EXERCISES:
1. According to the Site Reliability Engineer job description, at most what share of time should the ITOps role take?
2. Write out the part of the Site Reliability Engineer job description starting with "- Providing and" and going on through "behaves in production.".
3. Resume the Site Reliability Engineer job description from the point where it stops.

TEXT SECTION:
Site Reliability Engineer (SRE) / DevOps
The Site Reliability Engineer provides infrastructure, tooling, and support for the other technical teams, so they can develop, deploy, monitor and fix Deepomatic's platform in production. You will also have a temporary role as an ITOps to help us improving our process to provide the proper software and hardware environment so that our team can be as productive as possible while ensuring the security of the development process. This ITOps role should last a maximum of two years until we open a dedicated full-time position and should take a maximum of 15% of your time.
- Providing and support infrastructure: Cloud resources, Kubernetes clusters, etc. with proper security and isolation.
- Improving monitoring and observability, notably with Datadog, Sentry, but also by helping developers surface useful data in their application logs; so that they can better understand and improve how their code behaves in production.
- Allowing developers to maintain high quality by providing CI/CD and testing tools, notably with our internal tool https://github.com/deepomatic/dmake.
- Your IT role will consist of maintaining network, workstation and server configurations to provide a remote-friendly but secure development environment.

RAW RECORDS:
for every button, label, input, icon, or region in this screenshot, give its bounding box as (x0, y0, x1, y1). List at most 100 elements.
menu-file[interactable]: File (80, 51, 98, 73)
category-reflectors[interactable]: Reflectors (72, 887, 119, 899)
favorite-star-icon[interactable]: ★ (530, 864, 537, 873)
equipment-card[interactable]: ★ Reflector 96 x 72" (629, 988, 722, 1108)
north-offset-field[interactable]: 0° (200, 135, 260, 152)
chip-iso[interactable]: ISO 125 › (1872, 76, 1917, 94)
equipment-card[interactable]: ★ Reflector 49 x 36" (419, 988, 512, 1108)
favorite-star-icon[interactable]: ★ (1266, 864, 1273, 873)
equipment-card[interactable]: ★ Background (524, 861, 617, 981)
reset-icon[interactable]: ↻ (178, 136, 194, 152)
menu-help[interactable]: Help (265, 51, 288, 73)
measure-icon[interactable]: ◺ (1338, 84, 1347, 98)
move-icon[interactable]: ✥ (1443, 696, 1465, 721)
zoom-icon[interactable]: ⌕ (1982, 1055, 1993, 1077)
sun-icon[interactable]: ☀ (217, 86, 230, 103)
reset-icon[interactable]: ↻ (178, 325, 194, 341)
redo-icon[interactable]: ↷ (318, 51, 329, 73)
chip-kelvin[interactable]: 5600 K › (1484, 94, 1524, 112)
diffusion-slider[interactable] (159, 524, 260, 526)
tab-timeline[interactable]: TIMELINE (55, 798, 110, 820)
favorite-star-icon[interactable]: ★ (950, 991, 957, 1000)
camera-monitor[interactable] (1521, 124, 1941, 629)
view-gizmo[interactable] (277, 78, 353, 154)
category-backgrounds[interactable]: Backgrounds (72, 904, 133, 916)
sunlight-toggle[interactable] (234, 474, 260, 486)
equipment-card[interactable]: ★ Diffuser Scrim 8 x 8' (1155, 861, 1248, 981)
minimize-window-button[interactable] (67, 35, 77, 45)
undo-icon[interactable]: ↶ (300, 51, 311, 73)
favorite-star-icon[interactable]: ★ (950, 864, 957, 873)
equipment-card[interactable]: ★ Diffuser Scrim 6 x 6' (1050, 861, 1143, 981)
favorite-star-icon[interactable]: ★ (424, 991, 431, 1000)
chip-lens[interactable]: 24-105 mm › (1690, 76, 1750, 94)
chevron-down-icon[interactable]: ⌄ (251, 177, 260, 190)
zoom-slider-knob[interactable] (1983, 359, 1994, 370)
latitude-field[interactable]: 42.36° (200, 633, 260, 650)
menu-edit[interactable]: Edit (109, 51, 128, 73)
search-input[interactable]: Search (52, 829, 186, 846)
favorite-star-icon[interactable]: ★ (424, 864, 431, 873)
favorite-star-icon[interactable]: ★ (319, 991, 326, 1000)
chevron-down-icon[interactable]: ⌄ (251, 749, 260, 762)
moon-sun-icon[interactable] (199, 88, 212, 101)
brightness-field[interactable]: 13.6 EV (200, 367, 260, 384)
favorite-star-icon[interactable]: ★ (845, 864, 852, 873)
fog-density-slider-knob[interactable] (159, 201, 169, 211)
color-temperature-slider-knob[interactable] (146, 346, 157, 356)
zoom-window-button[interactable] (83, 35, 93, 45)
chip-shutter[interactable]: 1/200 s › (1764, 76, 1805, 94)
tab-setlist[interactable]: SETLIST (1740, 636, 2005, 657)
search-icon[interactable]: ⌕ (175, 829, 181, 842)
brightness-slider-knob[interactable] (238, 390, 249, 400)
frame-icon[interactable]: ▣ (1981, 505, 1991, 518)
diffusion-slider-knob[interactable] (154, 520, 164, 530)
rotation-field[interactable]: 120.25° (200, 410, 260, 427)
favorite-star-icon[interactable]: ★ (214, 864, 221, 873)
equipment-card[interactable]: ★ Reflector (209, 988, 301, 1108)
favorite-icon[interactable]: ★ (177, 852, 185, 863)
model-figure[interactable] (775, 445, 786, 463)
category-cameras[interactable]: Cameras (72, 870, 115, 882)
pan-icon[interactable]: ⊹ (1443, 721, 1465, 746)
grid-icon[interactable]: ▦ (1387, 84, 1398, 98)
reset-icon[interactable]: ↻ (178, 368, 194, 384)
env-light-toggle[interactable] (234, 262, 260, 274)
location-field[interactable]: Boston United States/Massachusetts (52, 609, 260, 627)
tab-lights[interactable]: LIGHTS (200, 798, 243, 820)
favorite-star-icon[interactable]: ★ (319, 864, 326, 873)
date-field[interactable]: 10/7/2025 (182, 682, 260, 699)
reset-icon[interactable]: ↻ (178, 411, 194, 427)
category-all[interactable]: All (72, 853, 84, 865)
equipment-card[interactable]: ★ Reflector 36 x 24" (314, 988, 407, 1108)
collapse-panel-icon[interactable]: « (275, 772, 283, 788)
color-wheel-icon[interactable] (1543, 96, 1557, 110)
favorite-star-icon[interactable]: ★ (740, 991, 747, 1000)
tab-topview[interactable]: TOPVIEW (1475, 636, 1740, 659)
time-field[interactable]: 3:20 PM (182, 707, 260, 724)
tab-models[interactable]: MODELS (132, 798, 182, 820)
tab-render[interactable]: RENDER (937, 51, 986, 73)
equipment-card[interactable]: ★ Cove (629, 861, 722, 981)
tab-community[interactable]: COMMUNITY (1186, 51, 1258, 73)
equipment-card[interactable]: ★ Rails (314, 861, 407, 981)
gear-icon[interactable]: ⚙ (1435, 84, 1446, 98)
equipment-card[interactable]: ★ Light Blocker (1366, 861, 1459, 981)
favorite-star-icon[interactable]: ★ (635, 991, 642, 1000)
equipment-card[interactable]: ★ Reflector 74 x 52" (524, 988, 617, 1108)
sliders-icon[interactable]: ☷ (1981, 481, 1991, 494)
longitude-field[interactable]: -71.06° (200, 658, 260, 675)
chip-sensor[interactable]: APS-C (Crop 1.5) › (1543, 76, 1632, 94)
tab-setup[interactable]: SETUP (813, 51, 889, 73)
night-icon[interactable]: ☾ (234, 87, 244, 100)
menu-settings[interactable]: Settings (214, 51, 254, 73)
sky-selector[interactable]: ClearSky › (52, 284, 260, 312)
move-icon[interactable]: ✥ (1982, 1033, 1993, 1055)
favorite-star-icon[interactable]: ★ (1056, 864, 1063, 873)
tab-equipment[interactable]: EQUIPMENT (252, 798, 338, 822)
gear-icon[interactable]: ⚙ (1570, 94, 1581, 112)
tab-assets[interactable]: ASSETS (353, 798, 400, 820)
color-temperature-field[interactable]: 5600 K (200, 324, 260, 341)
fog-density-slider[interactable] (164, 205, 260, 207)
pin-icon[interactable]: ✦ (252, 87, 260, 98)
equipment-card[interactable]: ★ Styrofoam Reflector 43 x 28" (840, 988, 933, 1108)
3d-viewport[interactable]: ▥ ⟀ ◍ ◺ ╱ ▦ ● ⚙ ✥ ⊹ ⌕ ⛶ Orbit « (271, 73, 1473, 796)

EXPECTED ANSWERS:
1. A maximum of 15%.

2.
- Providing and support infrastructure: Cloud resources, Kubernetes clusters, etc. with proper security and isolation.
- Improving monitoring and observability, notably with Datadog, Sentry, but also by helping developers surface useful data in their application logs; so that they can better understand and improve how their code behaves in production.

3.
- You will engage with a large span of the Deepomatic teams, ranging from the development and product teams to the "Solution Architects " who are responsible for configuring Deepomatic's platform for the specific needs of our clients.
Within 1 month, you will:
- Discover what's behind the scene of our AI technology and its business applications
- Complete the Deepomatic Academy, an onboarding project which all new employees go through.
- Work on improving the docker base image of one of our repositories
- Get familiar with Kubernetes
Within 3 months, you will:
- Be ramped up on Kubernetes
- Master the product and its various components in term of infrastructure
- Create an environment to stress test our product for the QA
Within 6 months, you will:
- Deploy our product on a multi-cluster/cloud-provider environment using Terraform
- Work on security and especially a focus on Keycloak and Vault
- Investigate the possibility to move to Garden.io instead of our internal DMake tool.
- All levels of experience welcome, you could for example be an experimented ITOps who would like to ramp up on DevOps technologies.
- A taste for operational technical challenges and diversity of technologies
- Experience with Linux system (package management, networking, security...)
- Experience in networks
- Experience with bash and python
- Great human qualities and a love for teamwork
- Great oral and written communication in English.
Junior engineers are welcome but the following additional skills are a plus:
- Experience with Docker and Kubernetes
- Experience with Terraform and Helm
- Experience with Keycloak and Vault
- Experience with Jenkins
- Experience with a least one of the main cloud providers: GCP, AWS, or Azure (we mainly use GCP but intend to be cloud-agnostic)
- Experience as a software developer
- Experience with databases (PostgreSQL)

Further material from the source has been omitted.